## Stated problem
Search the listing below for the word "инженер" and copy each line that holds it.

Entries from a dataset
* Begin *

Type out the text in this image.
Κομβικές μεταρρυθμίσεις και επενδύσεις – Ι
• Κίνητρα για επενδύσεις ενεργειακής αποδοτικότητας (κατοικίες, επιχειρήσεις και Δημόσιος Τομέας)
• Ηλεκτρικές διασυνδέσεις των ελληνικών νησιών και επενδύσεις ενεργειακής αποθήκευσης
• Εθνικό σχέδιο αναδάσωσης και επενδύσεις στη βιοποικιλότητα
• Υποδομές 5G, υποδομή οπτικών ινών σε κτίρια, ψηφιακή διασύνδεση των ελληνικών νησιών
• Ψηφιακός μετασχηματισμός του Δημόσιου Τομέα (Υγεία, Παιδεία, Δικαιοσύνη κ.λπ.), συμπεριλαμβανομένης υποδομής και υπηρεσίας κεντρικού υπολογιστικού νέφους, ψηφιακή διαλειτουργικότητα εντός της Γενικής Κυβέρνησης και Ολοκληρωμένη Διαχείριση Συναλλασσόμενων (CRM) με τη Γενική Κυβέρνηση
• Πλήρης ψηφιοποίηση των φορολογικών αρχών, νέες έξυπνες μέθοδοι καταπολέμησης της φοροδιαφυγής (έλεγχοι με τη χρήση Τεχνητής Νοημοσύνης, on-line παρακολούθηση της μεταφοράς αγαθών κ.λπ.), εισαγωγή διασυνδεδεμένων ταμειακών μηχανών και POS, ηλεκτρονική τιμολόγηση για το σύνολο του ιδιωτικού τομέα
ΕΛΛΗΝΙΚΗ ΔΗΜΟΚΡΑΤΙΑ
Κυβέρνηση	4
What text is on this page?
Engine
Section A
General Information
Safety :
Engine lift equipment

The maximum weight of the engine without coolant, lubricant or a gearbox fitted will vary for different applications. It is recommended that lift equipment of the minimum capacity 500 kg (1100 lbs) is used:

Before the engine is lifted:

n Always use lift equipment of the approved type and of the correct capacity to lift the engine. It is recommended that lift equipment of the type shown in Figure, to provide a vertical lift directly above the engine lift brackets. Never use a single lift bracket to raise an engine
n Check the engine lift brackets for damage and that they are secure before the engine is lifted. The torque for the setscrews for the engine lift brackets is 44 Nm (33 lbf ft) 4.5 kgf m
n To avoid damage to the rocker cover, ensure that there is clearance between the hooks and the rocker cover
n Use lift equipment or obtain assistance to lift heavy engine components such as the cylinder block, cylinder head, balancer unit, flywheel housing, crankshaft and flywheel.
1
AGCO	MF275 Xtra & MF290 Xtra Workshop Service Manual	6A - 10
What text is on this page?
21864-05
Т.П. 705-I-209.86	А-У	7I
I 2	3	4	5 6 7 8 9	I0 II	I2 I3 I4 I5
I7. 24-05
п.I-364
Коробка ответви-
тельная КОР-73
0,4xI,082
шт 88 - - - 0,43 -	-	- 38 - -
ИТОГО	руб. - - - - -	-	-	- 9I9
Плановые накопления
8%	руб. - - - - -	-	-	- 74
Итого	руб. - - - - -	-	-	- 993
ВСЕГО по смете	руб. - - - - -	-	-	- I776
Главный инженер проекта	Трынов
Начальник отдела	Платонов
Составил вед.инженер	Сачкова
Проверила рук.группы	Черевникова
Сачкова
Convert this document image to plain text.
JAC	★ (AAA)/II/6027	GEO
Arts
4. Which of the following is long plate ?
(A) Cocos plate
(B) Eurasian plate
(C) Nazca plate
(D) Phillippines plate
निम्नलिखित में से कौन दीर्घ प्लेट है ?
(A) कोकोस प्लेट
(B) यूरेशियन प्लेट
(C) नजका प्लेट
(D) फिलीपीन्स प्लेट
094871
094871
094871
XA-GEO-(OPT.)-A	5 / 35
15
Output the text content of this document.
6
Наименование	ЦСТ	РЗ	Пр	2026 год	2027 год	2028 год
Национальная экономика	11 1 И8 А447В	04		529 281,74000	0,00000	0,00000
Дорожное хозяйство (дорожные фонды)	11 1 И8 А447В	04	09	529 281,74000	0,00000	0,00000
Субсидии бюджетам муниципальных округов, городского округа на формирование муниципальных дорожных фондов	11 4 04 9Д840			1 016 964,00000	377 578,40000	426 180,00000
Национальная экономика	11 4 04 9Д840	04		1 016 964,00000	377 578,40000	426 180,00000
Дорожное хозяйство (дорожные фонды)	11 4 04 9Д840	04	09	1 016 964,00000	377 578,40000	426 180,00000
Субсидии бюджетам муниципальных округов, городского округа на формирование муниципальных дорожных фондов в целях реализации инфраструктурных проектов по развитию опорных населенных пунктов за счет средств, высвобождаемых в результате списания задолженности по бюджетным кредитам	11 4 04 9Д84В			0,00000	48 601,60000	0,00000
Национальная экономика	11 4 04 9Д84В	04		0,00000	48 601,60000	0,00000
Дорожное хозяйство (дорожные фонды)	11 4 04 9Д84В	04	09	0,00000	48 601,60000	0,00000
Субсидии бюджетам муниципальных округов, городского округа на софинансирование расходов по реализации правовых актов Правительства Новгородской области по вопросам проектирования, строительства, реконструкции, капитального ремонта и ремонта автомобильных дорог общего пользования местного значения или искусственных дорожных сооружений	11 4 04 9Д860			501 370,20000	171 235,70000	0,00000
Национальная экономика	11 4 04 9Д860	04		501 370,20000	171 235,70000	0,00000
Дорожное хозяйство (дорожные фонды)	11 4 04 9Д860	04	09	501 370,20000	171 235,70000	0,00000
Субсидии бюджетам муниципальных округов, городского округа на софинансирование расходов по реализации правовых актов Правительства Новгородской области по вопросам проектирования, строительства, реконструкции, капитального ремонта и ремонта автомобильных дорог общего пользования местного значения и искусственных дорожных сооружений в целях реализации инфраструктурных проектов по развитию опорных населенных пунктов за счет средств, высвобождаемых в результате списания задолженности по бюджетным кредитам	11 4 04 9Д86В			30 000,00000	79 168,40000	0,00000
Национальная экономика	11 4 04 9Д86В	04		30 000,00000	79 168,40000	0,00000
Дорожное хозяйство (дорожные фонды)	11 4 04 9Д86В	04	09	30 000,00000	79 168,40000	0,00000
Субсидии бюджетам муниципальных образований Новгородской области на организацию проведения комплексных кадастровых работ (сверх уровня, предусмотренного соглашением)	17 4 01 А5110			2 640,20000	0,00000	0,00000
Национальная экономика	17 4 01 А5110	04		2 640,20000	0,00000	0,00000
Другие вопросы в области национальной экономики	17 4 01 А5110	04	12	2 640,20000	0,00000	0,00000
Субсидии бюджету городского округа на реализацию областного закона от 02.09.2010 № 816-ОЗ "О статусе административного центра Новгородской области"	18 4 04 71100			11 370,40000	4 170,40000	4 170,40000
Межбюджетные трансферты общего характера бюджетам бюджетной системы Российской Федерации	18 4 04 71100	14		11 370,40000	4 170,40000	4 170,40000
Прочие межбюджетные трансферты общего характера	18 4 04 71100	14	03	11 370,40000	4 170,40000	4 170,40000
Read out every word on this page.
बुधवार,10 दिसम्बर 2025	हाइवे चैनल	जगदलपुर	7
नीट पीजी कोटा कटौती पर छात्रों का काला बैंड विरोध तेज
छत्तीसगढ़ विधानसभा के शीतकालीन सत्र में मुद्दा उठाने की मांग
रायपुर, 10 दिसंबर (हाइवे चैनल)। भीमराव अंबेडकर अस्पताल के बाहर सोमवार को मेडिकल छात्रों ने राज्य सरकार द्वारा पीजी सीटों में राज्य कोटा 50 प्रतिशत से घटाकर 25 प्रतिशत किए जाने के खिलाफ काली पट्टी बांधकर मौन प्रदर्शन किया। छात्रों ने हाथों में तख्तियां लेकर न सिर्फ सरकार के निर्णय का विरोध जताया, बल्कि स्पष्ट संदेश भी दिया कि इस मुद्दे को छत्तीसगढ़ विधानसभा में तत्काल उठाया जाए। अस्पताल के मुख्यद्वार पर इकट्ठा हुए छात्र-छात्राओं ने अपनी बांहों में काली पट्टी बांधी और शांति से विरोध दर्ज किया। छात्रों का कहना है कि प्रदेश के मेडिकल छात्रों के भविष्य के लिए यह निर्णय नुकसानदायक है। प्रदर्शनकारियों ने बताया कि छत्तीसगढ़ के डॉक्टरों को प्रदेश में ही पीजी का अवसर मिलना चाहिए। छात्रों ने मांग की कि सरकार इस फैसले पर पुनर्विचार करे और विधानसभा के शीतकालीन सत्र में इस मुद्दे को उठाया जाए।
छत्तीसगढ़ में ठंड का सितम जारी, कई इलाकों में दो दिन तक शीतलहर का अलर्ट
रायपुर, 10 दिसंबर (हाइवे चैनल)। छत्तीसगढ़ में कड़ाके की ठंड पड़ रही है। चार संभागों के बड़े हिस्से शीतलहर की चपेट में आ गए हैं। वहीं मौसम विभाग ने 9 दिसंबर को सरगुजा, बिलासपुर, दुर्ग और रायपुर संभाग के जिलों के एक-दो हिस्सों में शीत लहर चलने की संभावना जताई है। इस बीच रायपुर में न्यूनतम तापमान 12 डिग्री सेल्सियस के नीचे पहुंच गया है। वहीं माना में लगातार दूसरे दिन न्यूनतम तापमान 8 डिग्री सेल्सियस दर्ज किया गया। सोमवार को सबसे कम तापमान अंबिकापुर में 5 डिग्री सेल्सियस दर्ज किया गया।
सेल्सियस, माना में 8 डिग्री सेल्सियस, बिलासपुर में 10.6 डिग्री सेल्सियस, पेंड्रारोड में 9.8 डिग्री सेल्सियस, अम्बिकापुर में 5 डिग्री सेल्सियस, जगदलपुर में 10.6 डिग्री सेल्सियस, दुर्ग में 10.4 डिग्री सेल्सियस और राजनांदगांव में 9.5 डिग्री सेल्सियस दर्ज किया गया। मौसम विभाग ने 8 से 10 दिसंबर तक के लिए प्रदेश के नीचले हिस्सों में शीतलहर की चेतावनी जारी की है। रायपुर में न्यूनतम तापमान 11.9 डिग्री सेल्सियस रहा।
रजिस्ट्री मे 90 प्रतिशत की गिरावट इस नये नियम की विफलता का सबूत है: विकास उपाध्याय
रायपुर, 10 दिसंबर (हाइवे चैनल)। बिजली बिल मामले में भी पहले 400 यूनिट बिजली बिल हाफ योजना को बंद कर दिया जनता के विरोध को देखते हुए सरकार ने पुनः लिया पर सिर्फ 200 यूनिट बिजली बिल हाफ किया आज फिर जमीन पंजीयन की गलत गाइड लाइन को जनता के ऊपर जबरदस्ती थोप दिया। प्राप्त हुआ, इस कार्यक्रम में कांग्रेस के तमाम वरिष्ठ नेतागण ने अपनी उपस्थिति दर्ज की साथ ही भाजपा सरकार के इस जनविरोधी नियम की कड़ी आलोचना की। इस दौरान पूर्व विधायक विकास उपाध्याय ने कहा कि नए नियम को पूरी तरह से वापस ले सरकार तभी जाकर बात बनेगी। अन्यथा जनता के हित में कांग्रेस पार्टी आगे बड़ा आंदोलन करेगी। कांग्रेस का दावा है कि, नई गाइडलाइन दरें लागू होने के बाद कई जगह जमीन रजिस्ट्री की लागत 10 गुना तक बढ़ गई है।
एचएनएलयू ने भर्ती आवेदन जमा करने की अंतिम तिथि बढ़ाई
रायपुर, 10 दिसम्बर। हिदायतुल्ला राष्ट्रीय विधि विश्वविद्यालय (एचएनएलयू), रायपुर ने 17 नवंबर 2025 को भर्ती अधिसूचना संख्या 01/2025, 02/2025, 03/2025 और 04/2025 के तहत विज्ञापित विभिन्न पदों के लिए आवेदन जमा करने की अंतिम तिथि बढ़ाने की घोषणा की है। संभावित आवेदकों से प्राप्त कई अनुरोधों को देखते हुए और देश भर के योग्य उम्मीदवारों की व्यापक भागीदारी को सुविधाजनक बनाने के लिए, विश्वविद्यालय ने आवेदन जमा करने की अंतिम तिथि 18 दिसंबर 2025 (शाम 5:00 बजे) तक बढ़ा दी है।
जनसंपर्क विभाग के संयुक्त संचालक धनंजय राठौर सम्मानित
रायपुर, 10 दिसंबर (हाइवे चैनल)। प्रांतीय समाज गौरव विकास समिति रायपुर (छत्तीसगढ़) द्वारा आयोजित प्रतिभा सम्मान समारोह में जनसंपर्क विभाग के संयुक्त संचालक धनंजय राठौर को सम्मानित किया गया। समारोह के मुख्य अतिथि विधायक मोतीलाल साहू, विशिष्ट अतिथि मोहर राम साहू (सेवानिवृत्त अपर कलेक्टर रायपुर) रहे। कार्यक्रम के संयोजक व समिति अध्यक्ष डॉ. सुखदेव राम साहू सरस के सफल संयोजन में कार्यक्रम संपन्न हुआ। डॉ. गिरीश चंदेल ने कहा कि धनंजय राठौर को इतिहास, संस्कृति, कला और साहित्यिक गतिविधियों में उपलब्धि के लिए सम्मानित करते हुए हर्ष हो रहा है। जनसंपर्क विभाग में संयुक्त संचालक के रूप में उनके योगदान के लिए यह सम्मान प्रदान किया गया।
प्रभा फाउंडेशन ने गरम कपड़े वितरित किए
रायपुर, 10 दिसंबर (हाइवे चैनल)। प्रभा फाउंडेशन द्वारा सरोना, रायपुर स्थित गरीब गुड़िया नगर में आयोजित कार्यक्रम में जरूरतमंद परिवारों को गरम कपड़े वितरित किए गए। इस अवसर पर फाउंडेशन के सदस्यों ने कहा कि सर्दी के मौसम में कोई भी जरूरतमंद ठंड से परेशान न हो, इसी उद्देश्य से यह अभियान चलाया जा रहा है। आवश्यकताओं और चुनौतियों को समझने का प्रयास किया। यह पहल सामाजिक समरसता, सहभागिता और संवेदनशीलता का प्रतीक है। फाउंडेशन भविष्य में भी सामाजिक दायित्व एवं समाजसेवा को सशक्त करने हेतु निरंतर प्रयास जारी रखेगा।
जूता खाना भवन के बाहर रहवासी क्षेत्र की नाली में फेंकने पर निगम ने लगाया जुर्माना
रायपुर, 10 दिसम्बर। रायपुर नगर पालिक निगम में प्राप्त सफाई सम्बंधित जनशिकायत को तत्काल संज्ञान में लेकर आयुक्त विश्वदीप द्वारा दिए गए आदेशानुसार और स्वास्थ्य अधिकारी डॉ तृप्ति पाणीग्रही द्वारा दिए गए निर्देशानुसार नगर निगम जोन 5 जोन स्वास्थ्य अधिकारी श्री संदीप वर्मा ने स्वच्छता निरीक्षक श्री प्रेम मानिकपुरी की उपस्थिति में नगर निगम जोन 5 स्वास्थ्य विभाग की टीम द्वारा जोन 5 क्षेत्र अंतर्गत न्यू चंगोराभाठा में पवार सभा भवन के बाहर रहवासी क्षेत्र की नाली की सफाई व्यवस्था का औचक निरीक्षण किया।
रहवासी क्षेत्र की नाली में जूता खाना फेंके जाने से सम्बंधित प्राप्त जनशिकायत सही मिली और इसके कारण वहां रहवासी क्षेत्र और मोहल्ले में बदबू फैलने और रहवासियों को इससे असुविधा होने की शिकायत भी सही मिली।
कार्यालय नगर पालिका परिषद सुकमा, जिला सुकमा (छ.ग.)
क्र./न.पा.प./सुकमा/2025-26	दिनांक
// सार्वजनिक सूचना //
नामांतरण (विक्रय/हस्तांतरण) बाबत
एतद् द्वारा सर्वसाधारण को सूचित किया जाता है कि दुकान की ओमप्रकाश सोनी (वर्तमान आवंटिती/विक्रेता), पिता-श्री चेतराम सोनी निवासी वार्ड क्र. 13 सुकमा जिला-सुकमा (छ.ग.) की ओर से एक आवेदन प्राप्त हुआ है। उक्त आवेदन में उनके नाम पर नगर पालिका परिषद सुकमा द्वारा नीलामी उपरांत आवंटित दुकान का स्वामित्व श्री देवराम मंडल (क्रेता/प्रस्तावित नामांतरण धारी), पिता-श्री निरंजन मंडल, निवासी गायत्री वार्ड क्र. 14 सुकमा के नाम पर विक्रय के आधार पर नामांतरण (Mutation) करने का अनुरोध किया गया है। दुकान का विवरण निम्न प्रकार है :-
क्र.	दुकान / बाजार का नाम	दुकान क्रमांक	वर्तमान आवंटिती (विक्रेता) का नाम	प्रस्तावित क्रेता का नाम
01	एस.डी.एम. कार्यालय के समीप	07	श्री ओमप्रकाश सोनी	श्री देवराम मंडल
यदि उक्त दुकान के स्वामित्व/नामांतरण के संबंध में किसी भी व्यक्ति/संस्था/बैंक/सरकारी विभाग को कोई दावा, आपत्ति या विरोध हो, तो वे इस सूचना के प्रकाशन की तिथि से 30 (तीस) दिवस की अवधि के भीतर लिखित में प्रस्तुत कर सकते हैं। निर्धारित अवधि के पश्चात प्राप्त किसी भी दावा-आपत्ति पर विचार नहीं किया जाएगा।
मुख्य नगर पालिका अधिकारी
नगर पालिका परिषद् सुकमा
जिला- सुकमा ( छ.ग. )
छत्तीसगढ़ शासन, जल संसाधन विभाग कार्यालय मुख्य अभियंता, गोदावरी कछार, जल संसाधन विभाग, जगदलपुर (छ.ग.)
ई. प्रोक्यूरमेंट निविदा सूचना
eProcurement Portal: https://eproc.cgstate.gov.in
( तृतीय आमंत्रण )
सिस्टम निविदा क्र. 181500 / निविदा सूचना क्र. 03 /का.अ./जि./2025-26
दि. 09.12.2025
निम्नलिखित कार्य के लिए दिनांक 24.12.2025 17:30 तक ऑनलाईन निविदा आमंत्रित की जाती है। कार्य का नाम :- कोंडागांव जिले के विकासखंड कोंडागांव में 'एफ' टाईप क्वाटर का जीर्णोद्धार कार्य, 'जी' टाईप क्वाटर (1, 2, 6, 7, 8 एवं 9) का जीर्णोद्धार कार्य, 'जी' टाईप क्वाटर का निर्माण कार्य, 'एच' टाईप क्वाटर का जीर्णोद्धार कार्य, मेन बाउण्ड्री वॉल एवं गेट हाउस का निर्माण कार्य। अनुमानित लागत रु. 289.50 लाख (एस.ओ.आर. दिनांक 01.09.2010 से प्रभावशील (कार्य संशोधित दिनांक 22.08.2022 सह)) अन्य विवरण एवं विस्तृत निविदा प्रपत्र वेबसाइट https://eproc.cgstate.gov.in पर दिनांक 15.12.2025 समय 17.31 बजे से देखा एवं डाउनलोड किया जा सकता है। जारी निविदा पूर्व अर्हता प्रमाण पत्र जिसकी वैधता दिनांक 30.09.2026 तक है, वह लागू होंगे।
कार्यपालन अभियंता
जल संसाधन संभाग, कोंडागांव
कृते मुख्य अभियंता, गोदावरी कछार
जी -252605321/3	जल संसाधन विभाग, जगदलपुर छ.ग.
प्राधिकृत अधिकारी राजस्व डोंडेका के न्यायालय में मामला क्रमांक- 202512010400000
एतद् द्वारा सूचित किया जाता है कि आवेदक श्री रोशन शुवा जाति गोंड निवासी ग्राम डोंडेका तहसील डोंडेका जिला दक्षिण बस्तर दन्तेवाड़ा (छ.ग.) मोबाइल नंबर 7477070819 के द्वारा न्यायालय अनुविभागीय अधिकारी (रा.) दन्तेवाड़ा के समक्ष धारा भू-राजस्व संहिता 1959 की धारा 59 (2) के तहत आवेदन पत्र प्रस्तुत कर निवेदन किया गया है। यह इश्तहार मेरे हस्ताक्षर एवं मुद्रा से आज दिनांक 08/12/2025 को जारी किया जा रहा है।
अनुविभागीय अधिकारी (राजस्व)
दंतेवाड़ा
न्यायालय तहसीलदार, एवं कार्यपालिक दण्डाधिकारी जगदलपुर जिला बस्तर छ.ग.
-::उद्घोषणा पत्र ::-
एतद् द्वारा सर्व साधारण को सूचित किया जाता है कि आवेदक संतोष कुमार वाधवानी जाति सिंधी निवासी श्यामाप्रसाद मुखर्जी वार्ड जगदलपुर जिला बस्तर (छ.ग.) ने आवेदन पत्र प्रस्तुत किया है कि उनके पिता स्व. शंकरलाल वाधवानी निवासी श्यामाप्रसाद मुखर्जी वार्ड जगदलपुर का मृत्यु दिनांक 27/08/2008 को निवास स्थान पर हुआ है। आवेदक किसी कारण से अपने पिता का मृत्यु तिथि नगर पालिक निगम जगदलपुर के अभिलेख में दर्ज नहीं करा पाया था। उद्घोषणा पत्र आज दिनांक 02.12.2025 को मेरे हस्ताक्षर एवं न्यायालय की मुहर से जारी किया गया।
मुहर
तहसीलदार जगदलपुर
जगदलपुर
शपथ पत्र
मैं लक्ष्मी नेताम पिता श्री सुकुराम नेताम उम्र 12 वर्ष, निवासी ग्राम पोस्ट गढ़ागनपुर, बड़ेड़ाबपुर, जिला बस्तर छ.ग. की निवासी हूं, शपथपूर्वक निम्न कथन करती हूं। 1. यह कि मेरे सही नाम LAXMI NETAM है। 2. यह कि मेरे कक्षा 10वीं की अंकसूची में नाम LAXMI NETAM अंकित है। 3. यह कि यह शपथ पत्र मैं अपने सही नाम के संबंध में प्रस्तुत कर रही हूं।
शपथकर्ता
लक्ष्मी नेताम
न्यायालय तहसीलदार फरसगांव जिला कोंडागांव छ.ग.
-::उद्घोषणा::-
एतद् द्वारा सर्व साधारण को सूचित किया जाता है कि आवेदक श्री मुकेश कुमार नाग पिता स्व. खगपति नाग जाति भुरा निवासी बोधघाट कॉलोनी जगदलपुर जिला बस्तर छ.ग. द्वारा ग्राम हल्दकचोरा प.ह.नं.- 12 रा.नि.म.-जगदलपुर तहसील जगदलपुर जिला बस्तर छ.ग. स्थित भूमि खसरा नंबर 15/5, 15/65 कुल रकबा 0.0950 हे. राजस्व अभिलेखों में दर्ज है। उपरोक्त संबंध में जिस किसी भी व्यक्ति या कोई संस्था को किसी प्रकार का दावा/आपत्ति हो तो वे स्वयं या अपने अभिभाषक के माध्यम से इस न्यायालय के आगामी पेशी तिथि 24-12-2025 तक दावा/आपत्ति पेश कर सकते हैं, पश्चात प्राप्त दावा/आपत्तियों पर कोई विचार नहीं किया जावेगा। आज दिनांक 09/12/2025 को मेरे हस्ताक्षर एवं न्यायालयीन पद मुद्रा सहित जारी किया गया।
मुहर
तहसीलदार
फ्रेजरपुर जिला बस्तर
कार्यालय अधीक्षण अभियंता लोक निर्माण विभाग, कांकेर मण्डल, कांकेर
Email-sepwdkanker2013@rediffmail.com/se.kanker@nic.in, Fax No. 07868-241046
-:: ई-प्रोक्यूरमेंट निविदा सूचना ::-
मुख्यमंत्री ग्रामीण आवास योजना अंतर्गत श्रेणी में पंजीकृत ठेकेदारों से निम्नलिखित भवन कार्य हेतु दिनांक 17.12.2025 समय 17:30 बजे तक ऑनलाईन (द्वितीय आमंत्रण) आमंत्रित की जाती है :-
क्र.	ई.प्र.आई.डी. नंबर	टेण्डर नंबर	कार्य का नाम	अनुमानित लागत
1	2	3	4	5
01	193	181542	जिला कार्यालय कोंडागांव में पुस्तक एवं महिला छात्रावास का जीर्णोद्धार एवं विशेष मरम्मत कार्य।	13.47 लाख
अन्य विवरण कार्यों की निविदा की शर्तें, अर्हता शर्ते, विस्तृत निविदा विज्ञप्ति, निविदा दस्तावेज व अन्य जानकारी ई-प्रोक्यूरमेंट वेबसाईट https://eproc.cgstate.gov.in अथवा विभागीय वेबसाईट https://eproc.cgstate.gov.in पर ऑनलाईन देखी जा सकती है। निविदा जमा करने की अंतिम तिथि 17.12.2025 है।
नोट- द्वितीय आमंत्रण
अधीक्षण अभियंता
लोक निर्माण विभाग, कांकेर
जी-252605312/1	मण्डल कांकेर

* End *

## Correct output
Главный инженер проекта	Трынов
Составил вед.инженер	Сачкова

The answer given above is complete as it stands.